■ **Direction**
Copy every line of the data in which the word "this" occurs.

Dataset records
start
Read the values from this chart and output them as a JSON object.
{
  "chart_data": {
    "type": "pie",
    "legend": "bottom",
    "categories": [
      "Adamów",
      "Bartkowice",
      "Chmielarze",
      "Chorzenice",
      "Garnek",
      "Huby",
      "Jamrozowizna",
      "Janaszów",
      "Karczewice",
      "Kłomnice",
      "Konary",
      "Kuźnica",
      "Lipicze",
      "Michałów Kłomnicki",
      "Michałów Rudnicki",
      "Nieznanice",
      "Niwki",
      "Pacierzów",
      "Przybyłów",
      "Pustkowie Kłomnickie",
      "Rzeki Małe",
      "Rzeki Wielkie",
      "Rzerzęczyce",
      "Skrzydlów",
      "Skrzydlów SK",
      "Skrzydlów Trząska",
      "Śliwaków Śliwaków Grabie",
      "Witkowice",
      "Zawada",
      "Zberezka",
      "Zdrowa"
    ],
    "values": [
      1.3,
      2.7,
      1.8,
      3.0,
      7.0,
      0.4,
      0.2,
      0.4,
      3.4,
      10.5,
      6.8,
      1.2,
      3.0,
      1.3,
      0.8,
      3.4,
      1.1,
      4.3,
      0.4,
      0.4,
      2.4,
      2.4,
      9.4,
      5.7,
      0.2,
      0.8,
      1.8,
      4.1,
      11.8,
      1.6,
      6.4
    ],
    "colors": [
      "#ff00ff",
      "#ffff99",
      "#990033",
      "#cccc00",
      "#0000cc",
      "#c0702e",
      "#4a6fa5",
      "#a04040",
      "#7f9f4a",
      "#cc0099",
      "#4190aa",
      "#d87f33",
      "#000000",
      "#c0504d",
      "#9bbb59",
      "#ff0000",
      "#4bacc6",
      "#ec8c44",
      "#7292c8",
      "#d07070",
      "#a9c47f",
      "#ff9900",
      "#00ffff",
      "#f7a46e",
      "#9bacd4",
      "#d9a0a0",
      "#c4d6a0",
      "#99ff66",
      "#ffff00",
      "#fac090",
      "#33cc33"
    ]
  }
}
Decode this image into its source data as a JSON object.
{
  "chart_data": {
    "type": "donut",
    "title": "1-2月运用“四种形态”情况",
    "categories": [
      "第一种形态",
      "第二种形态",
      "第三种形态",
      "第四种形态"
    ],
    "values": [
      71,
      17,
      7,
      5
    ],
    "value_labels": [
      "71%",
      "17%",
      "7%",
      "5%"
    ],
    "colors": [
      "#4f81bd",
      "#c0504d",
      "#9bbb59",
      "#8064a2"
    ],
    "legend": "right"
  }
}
end
■ **Result**
Read the values from this chart and output them as a JSON object.
Decode this image into its source data as a JSON object.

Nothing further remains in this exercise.